----- Data rows -----

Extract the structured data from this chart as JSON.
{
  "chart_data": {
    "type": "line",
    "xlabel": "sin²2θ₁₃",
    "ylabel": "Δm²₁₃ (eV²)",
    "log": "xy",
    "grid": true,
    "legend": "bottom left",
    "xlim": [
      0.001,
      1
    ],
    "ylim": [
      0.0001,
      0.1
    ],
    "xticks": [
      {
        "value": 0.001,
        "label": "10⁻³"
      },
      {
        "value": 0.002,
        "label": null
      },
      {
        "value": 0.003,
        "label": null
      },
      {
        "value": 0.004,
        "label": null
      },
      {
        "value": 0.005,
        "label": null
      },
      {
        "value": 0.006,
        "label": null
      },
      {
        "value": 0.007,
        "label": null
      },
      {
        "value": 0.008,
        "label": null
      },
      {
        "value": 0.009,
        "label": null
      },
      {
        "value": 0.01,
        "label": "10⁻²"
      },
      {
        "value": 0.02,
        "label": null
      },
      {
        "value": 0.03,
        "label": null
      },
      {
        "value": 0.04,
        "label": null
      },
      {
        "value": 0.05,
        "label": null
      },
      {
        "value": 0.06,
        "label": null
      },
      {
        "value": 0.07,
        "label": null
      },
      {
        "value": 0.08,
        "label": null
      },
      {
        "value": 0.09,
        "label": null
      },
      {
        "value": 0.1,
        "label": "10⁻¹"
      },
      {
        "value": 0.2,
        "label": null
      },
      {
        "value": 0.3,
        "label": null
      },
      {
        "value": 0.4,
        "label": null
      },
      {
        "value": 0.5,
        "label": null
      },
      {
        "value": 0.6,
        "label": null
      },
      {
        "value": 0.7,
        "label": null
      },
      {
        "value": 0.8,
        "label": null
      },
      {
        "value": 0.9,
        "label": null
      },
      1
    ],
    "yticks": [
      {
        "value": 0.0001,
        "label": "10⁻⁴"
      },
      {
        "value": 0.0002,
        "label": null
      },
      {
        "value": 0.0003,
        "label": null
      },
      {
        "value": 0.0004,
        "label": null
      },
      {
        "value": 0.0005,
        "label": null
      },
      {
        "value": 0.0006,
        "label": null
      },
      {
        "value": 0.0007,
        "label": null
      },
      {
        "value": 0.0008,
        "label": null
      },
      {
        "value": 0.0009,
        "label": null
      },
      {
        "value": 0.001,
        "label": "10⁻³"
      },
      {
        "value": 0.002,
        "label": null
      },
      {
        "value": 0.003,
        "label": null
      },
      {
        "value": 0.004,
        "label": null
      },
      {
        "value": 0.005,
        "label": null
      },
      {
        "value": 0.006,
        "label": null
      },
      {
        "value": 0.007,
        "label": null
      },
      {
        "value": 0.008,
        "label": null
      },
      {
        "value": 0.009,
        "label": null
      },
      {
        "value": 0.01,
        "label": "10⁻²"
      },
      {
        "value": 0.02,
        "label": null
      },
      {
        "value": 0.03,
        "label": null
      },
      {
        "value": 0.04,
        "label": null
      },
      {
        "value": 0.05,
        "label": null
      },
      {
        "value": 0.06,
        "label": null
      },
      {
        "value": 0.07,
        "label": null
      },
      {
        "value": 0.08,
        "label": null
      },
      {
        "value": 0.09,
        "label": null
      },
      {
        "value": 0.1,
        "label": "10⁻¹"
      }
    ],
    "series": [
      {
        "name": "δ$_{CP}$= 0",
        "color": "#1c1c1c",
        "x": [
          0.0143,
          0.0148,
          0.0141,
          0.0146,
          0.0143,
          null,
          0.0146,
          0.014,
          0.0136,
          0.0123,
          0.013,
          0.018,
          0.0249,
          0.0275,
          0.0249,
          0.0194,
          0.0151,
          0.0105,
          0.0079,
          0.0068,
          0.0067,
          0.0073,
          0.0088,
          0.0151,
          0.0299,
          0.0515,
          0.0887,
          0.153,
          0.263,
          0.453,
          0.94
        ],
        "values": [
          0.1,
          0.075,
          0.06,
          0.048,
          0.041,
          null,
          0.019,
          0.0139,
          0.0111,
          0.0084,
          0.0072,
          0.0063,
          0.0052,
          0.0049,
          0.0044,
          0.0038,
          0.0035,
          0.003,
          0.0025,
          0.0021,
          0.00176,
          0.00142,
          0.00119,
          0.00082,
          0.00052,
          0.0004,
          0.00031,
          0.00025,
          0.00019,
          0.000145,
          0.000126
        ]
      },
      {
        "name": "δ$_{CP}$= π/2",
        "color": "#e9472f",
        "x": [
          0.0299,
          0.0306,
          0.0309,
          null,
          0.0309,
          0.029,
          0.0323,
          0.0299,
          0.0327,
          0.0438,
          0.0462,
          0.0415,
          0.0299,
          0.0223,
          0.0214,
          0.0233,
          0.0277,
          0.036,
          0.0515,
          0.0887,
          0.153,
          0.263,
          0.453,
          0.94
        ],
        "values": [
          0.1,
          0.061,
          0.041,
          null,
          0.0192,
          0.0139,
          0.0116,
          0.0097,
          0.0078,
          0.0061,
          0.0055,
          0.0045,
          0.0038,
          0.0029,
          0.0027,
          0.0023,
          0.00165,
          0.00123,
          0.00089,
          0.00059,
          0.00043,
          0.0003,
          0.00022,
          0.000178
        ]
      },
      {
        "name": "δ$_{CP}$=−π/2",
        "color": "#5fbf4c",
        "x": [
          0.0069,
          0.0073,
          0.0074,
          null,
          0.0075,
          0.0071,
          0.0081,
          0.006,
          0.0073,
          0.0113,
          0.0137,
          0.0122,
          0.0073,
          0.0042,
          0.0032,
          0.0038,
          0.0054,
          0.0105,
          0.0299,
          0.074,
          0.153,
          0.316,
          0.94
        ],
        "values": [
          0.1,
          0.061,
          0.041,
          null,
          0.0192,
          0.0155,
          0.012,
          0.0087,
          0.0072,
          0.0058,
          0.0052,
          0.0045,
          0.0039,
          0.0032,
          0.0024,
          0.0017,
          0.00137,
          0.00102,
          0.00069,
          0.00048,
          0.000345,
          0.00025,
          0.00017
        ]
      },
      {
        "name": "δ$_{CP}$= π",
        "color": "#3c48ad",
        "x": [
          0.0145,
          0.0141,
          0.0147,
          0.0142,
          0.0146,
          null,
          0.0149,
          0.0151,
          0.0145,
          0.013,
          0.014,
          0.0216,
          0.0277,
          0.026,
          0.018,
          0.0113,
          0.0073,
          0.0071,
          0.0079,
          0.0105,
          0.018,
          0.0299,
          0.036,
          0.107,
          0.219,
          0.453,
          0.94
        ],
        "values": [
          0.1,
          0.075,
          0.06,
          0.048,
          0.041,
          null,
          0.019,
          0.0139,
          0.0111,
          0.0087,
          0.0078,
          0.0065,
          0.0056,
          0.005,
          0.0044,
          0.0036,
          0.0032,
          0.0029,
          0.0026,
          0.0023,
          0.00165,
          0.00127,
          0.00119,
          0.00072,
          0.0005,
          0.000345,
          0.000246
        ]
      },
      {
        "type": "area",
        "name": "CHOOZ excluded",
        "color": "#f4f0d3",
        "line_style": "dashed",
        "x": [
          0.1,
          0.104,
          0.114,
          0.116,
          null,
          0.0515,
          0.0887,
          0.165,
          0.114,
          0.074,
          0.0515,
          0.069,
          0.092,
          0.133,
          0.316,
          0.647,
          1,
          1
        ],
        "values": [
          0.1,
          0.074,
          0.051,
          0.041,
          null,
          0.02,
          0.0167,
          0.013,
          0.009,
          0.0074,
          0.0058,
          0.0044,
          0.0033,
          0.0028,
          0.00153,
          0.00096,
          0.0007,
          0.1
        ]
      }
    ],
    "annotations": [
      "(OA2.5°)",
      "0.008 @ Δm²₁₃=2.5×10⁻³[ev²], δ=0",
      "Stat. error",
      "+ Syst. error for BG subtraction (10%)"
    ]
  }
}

-----

▸ What is asked
Quote every entry exactly.

▸ Solution to this task
Extract the structured data from this chart as JSON.
{
  "chart_data": {
    "type": "line",
    "xlabel": "sin²2θ₁₃",
    "ylabel": "Δm²₁₃ (eV²)",
    "log": "xy",
    "grid": true,
    "legend": "bottom left",
    "xlim": [
      0.001,
      1
    ],
    "ylim": [
      0.0001,
      0.1
    ],
    "xticks": [
      {
        "value": 0.001,
        "label": "10⁻³"
      },
      {
        "value": 0.002,
        "label": null
      },
      {
        "value": 0.003,
        "label": null
      },
      {
        "value": 0.004,
        "label": null
      },
      {
        "value": 0.005,
        "label": null
      },
      {
        "value": 0.006,
        "label": null
      },
      {
        "value": 0.007,
        "label": null
      },
      {
        "value": 0.008,
        "label": null
      },
      {
        "value": 0.009,
        "label": null
      },
      {
        "value": 0.01,
        "label": "10⁻²"
      },
      {
        "value": 0.02,
        "label": null
      },
      {
        "value": 0.03,
        "label": null
      },
      {
        "value": 0.04,
        "label": null
      },
      {
        "value": 0.05,
        "label": null
      },
      {
        "value": 0.06,
        "label": null
      },
      {
        "value": 0.07,
        "label": null
      },
      {
        "value": 0.08,
        "label": null
      },
      {
        "value": 0.09,
        "label": null
      },
      {
        "value": 0.1,
        "label": "10⁻¹"
      },
      {
        "value": 0.2,
        "label": null
      },
      {
        "value": 0.3,
        "label": null
      },
      {
        "value": 0.4,
        "label": null
      },
      {
        "value": 0.5,
        "label": null
      },
      {
        "value": 0.6,
        "label": null
      },
      {
        "value": 0.7,
        "label": null
      },
      {
        "value": 0.8,
        "label": null
      },
      {
        "value": 0.9,
        "label": null
      },
      1
    ],
    "yticks": [
      {
        "value": 0.0001,
        "label": "10⁻⁴"
      },
      {
        "value": 0.0002,
        "label": null
      },
      {
        "value": 0.0003,
        "label": null
      },
      {
        "value": 0.0004,
        "label": null
      },
      {
        "value": 0.0005,
        "label": null
      },
      {
        "value": 0.0006,
        "label": null
      },
      {
        "value": 0.0007,
        "label": null
      },
      {
        "value": 0.0008,
        "label": null
      },
      {
        "value": 0.0009,
        "label": null
      },
      {
        "value": 0.001,
        "label": "10⁻³"
      },
      {
        "value": 0.002,
        "label": null
      },
      {
        "value": 0.003,
        "label": null
      },
      {
        "value": 0.004,
        "label": null
      },
      {
        "value": 0.005,
        "label": null
      },
      {
        "value": 0.006,
        "label": null
      },
      {
        "value": 0.007,
        "label": null
      },
      {
        "value": 0.008,
        "label": null
      },
      {
        "value": 0.009,
        "label": null
      },
      {
        "value": 0.01,
        "label": "10⁻²"
      },
      {
        "value": 0.02,
        "label": null
      },
      {
        "value": 0.03,
        "label": null
      },
      {
        "value": 0.04,
        "label": null
      },
      {
        "value": 0.05,
        "label": null
      },
      {
        "value": 0.06,
        "label": null
      },
      {
        "value": 0.07,
        "label": null
      },
      {
        "value": 0.08,
        "label": null
      },
      {
        "value": 0.09,
        "label": null
      },
      {
        "value": 0.1,
        "label": "10⁻¹"
      }
    ],
    "series": [
      {
        "name": "δ$_{CP}$= 0",
        "color": "#1c1c1c",
        "x": [
          0.0143,
          0.0148,
          0.0141,
          0.0146,
          0.0143,
          null,
          0.0146,
          0.014,
          0.0136,
          0.0123,
          0.013,
          0.018,
          0.0249,
          0.0275,
          0.0249,
          0.0194,
          0.0151,
          0.0105,
          0.0079,
          0.0068,
          0.0067,
          0.0073,
          0.0088,
          0.0151,
          0.0299,
          0.0515,
          0.0887,
          0.153,
          0.263,
          0.453,
          0.94
        ],
        "values": [
          0.1,
          0.075,
          0.06,
          0.048,
          0.041,
          null,
          0.019,
          0.0139,
          0.0111,
          0.0084,
          0.0072,
          0.0063,
          0.0052,
          0.0049,
          0.0044,
          0.0038,
          0.0035,
          0.003,
          0.0025,
          0.0021,
          0.00176,
          0.00142,
          0.00119,
          0.00082,
          0.00052,
          0.0004,
          0.00031,
          0.00025,
          0.00019,
          0.000145,
          0.000126
        ]
      },
      {
        "name": "δ$_{CP}$= π/2",
        "color": "#e9472f",
        "x": [
          0.0299,
          0.0306,
          0.0309,
          null,
          0.0309,
          0.029,
          0.0323,
          0.0299,
          0.0327,
          0.0438,
          0.0462,
          0.0415,
          0.0299,
          0.0223,
          0.0214,
          0.0233,
          0.0277,
          0.036,
          0.0515,
          0.0887,
          0.153,
          0.263,
          0.453,
          0.94
        ],
        "values": [
          0.1,
          0.061,
          0.041,
          null,
          0.0192,
          0.0139,
          0.0116,
          0.0097,
          0.0078,
          0.0061,
          0.0055,
          0.0045,
          0.0038,
          0.0029,
          0.0027,
          0.0023,
          0.00165,
          0.00123,
          0.00089,
          0.00059,
          0.00043,
          0.0003,
          0.00022,
          0.000178
        ]
      },
      {
        "name": "δ$_{CP}$=−π/2",
        "color": "#5fbf4c",
        "x": [
          0.0069,
          0.0073,
          0.0074,
          null,
          0.0075,
          0.0071,
          0.0081,
          0.006,
          0.0073,
          0.0113,
          0.0137,
          0.0122,
          0.0073,
          0.0042,
          0.0032,
          0.0038,
          0.0054,
          0.0105,
          0.0299,
          0.074,
          0.153,
          0.316,
          0.94
        ],
        "values": [
          0.1,
          0.061,
          0.041,
          null,
          0.0192,
          0.0155,
          0.012,
          0.0087,
          0.0072,
          0.0058,
          0.0052,
          0.0045,
          0.0039,
          0.0032,
          0.0024,
          0.0017,
          0.00137,
          0.00102,
          0.00069,
          0.00048,
          0.000345,
          0.00025,
          0.00017
        ]
      },
      {
        "name": "δ$_{CP}$= π",
        "color": "#3c48ad",
        "x": [
          0.0145,
          0.0141,
          0.0147,
          0.0142,
          0.0146,
          null,
          0.0149,
          0.0151,
          0.0145,
          0.013,
          0.014,
          0.0216,
          0.0277,
          0.026,
          0.018,
          0.0113,
          0.0073,
          0.0071,
          0.0079,
          0.0105,
          0.018,
          0.0299,
          0.036,
          0.107,
          0.219,
          0.453,
          0.94
        ],
        "values": [
          0.1,
          0.075,
          0.06,
          0.048,
          0.041,
          null,
          0.019,
          0.0139,
          0.0111,
          0.0087,
          0.0078,
          0.0065,
          0.0056,
          0.005,
          0.0044,
          0.0036,
          0.0032,
          0.0029,
          0.0026,
          0.0023,
          0.00165,
          0.00127,
          0.00119,
          0.00072,
          0.0005,
          0.000345,
          0.000246
        ]
      },
      {
        "type": "area",
        "name": "CHOOZ excluded",
        "color": "#f4f0d3",
        "line_style": "dashed",
        "x": [
          0.1,
          0.104,
          0.114,
          0.116,
          null,
          0.0515,
          0.0887,
          0.165,
          0.114,
          0.074,
          0.0515,
          0.069,
          0.092,
          0.133,
          0.316,
          0.647,
          1,
          1
        ],
        "values": [
          0.1,
          0.074,
          0.051,
          0.041,
          null,
          0.02,
          0.0167,
          0.013,
          0.009,
          0.0074,
          0.0058,
          0.0044,
          0.0033,
          0.0028,
          0.00153,
          0.00096,
          0.0007,
          0.1
        ]
      }
    ],
    "annotations": [
      "(OA2.5°)",
      "0.008 @ Δm²₁₃=2.5×10⁻³[ev²], δ=0",
      "Stat. error",
      "+ Syst. error for BG subtraction (10%)"
    ]
  }
}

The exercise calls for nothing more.